START DATASET

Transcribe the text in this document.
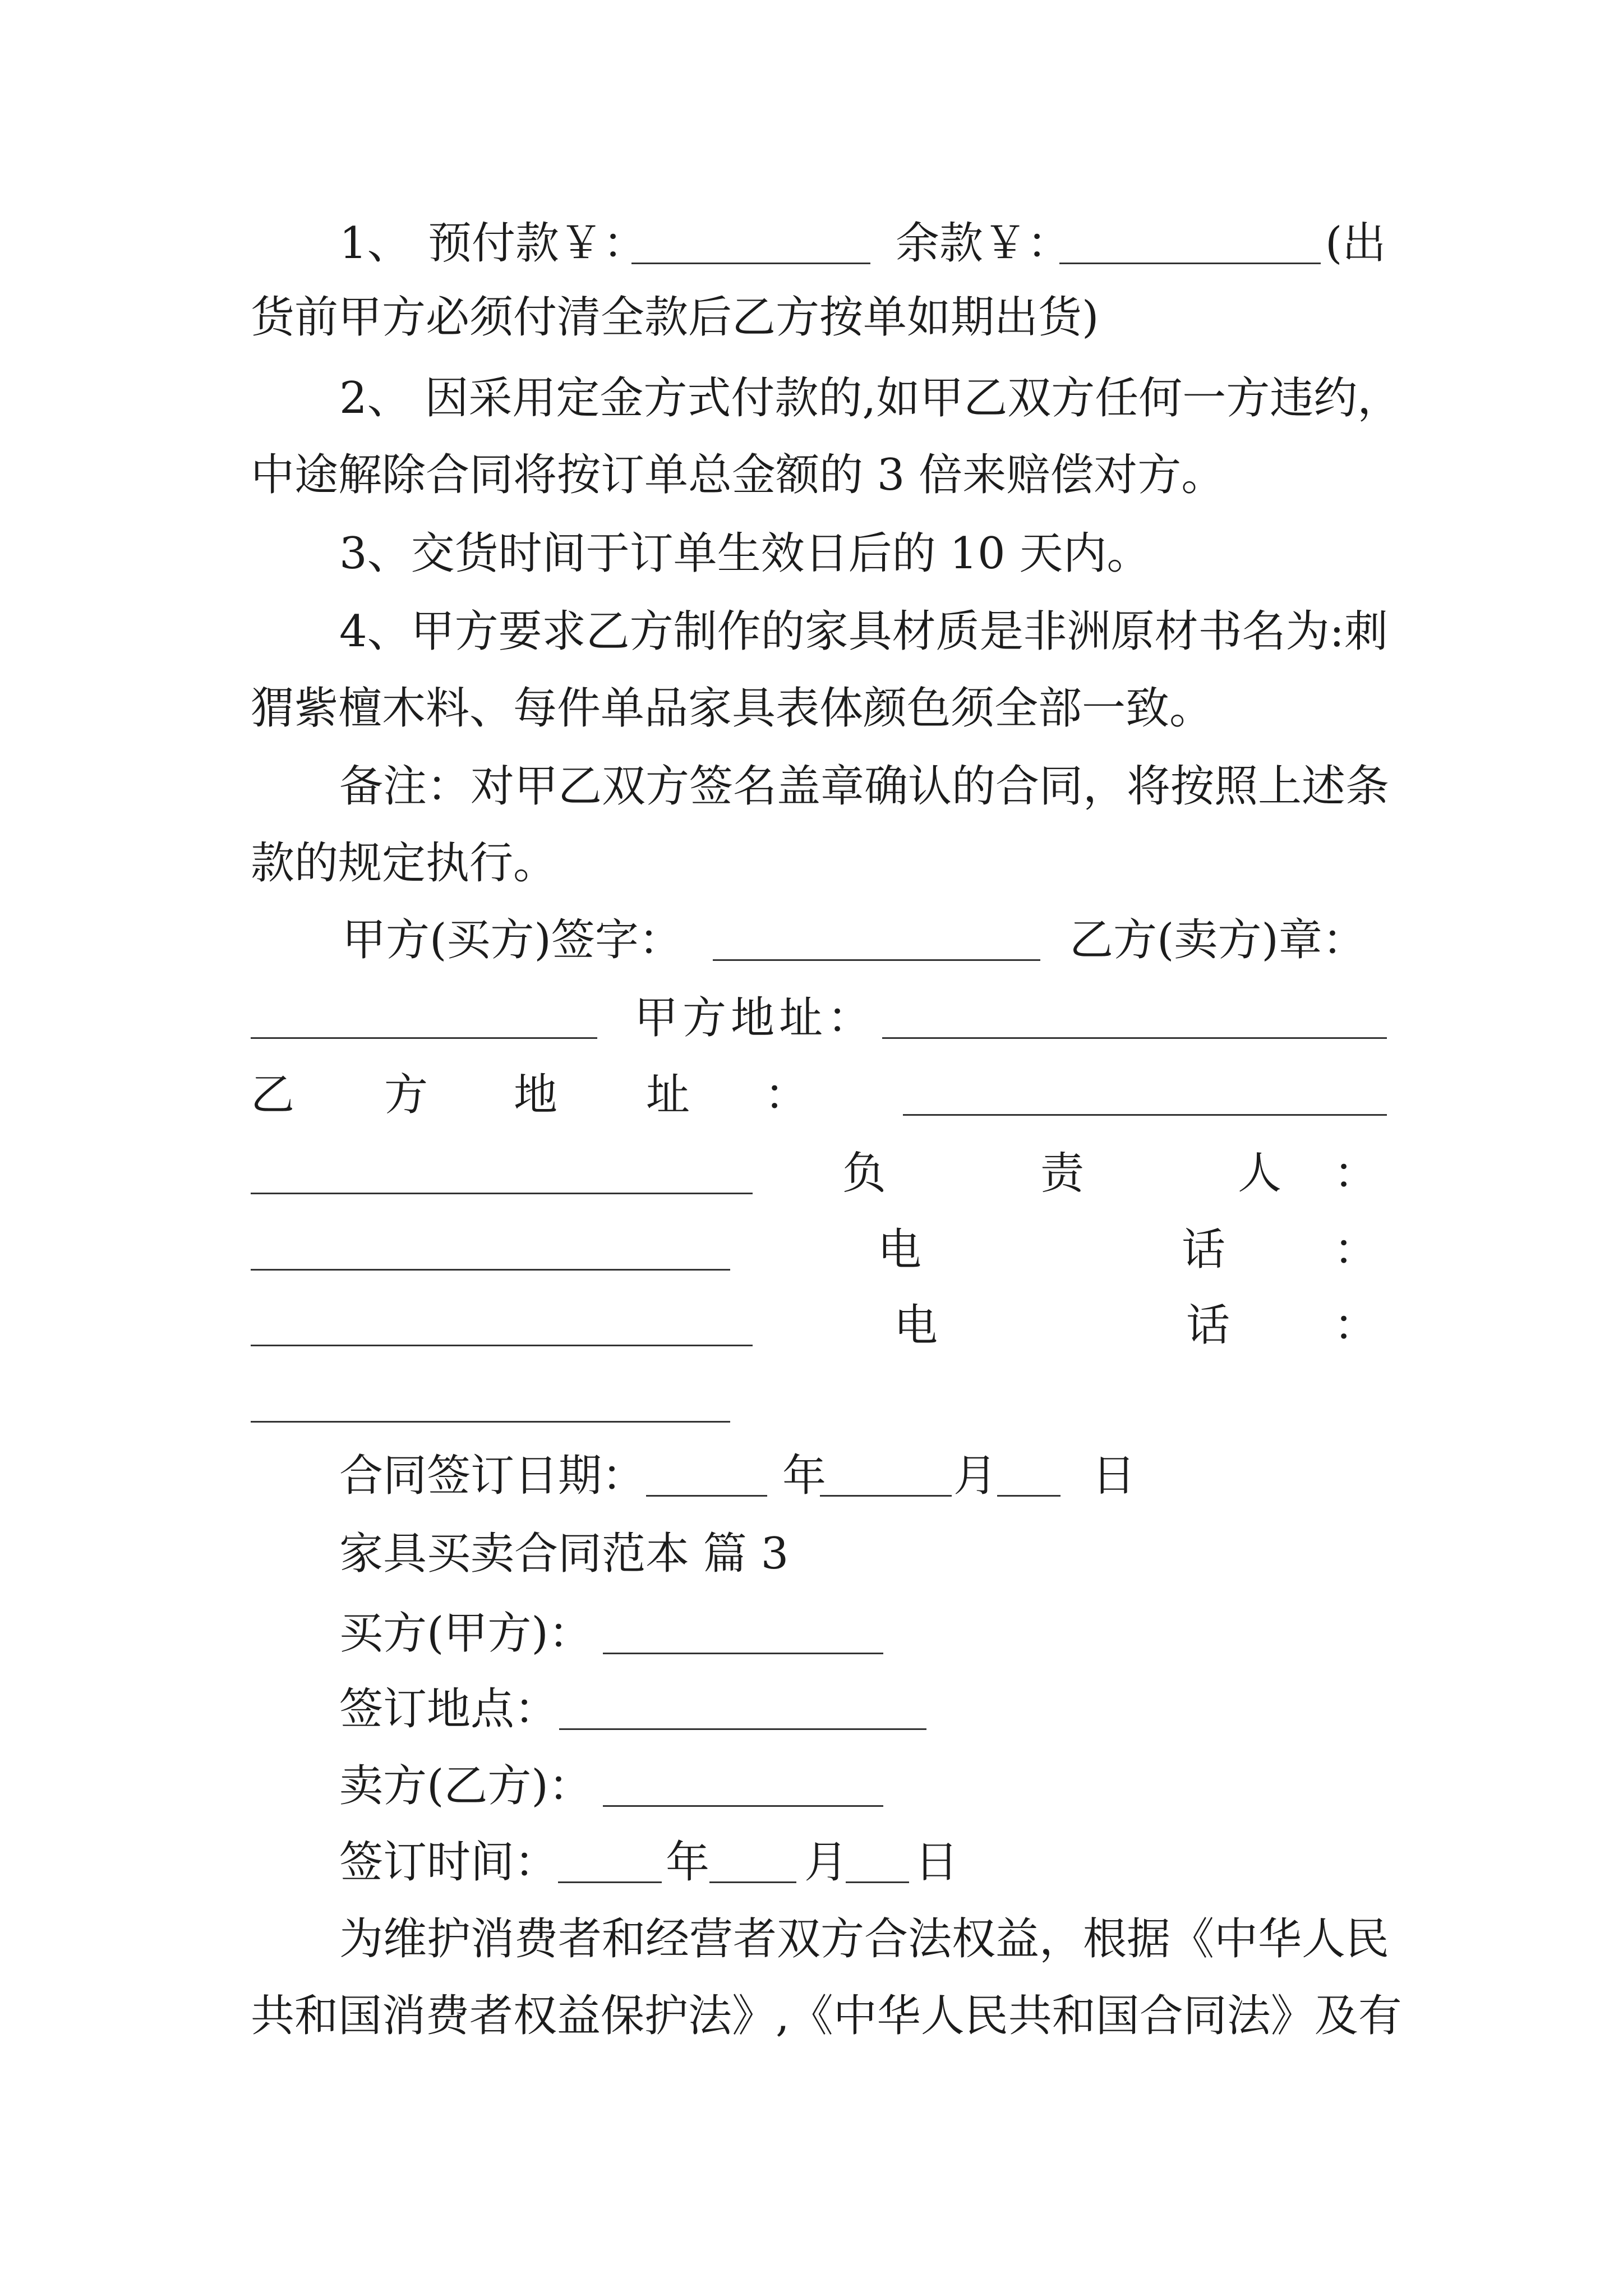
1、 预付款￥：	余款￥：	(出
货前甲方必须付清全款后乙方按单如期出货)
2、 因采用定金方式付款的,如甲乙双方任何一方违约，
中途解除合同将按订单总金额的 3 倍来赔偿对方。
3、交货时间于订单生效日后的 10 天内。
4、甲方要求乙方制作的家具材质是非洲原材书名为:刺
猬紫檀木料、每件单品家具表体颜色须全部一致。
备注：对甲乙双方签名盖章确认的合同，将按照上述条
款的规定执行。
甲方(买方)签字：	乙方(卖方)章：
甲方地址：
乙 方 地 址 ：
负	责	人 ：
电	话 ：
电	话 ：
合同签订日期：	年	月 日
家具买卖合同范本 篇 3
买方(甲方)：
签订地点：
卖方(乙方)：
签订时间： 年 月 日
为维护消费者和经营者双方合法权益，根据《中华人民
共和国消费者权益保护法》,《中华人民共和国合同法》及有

END DATASET
START DATASET

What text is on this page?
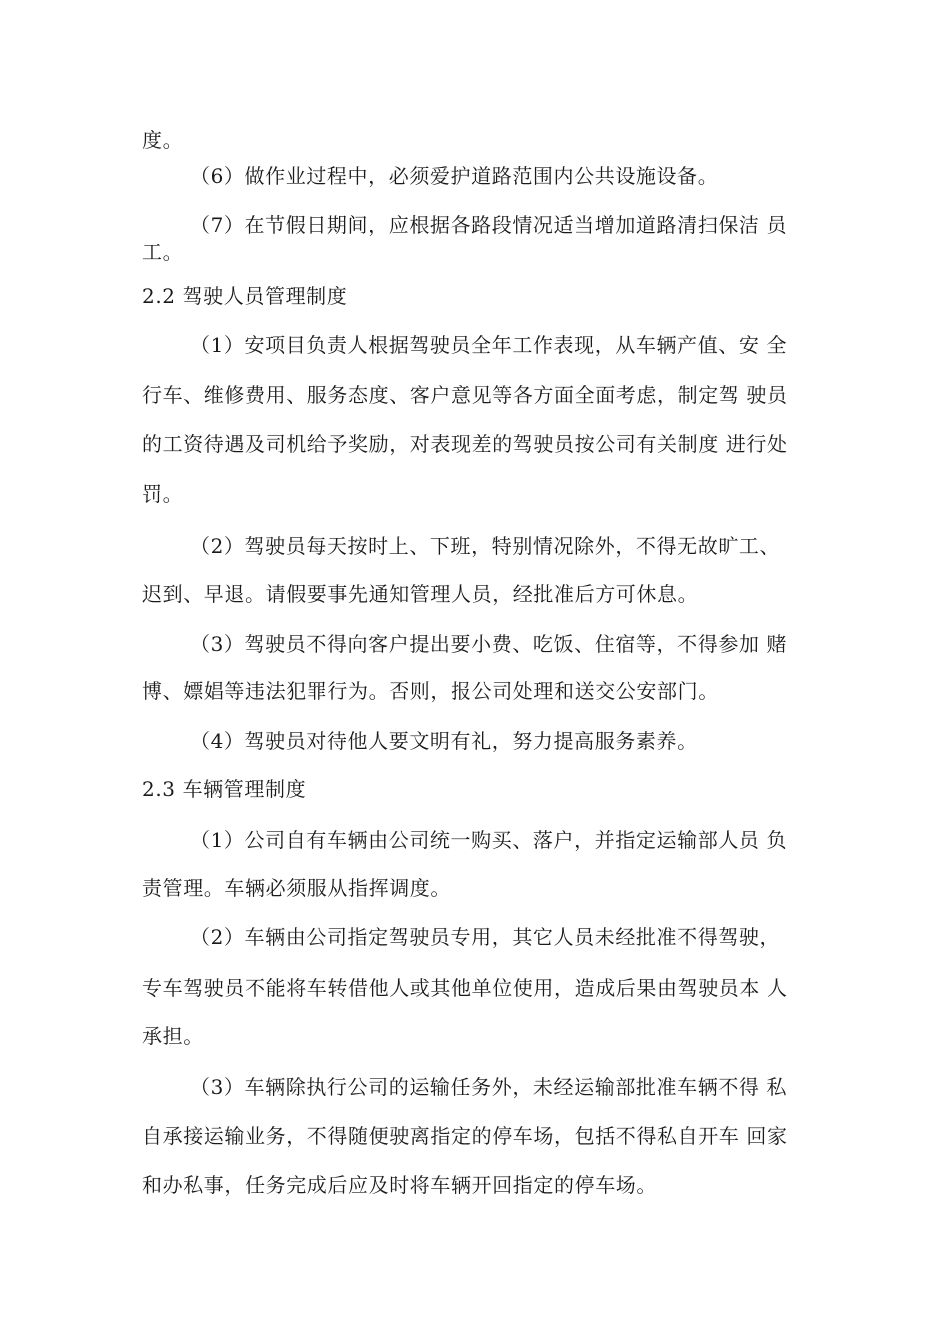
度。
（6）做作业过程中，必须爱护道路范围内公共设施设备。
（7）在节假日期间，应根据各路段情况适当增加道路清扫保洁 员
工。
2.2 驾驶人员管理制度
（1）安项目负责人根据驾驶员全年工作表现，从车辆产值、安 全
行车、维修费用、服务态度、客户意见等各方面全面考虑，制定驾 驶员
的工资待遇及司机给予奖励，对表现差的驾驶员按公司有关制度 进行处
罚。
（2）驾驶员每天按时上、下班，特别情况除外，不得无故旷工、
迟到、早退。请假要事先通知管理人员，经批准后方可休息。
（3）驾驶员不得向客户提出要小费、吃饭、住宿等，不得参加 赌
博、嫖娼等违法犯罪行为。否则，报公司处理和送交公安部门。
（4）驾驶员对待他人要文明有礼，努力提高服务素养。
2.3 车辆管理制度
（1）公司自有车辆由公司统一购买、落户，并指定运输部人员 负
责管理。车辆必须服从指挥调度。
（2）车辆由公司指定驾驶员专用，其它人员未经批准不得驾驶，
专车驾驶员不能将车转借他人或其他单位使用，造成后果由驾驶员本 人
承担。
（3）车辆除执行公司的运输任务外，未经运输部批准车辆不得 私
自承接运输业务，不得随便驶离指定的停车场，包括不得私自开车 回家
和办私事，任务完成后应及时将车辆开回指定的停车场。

END DATASET
START DATASET

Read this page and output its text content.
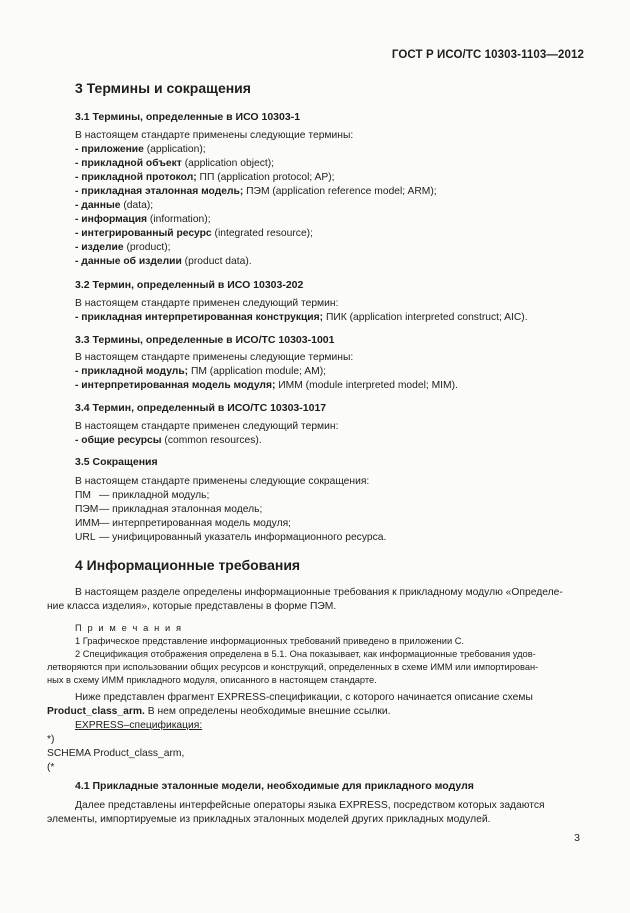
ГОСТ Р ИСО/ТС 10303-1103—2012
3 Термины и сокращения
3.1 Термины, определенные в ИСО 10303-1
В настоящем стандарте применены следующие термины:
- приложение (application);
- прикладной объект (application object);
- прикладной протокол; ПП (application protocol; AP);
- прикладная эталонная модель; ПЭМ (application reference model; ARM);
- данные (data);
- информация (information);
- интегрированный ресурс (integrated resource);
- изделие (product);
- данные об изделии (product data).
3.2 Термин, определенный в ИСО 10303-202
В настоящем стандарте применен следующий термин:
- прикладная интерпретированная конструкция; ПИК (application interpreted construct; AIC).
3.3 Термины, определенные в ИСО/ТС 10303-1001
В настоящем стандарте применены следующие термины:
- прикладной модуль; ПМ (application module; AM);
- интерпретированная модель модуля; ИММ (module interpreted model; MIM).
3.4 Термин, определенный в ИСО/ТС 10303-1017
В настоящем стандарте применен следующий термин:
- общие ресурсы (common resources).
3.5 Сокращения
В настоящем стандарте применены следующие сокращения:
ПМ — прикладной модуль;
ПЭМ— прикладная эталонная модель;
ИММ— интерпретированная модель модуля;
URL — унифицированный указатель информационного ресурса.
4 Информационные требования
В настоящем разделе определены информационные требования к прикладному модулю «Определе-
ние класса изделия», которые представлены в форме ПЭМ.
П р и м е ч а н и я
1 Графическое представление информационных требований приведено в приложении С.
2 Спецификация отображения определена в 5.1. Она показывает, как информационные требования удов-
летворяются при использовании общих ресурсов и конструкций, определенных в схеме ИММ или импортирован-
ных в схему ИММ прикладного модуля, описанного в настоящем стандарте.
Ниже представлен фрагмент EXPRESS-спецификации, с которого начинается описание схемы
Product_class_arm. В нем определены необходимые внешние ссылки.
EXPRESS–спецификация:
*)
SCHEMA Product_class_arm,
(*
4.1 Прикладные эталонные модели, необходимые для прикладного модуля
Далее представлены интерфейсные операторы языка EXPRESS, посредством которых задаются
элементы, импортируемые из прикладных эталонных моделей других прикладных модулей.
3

END DATASET

## SET EXERCISE
Find the string "EXPRESS" in the records, then copy each line where it occurs.

## FINAL RESULT
Ниже представлен фрагмент EXPRESS-спецификации, с которого начинается описание схемы
EXPRESS–спецификация:
Далее представлены интерфейсные операторы языка EXPRESS, посредством которых задаются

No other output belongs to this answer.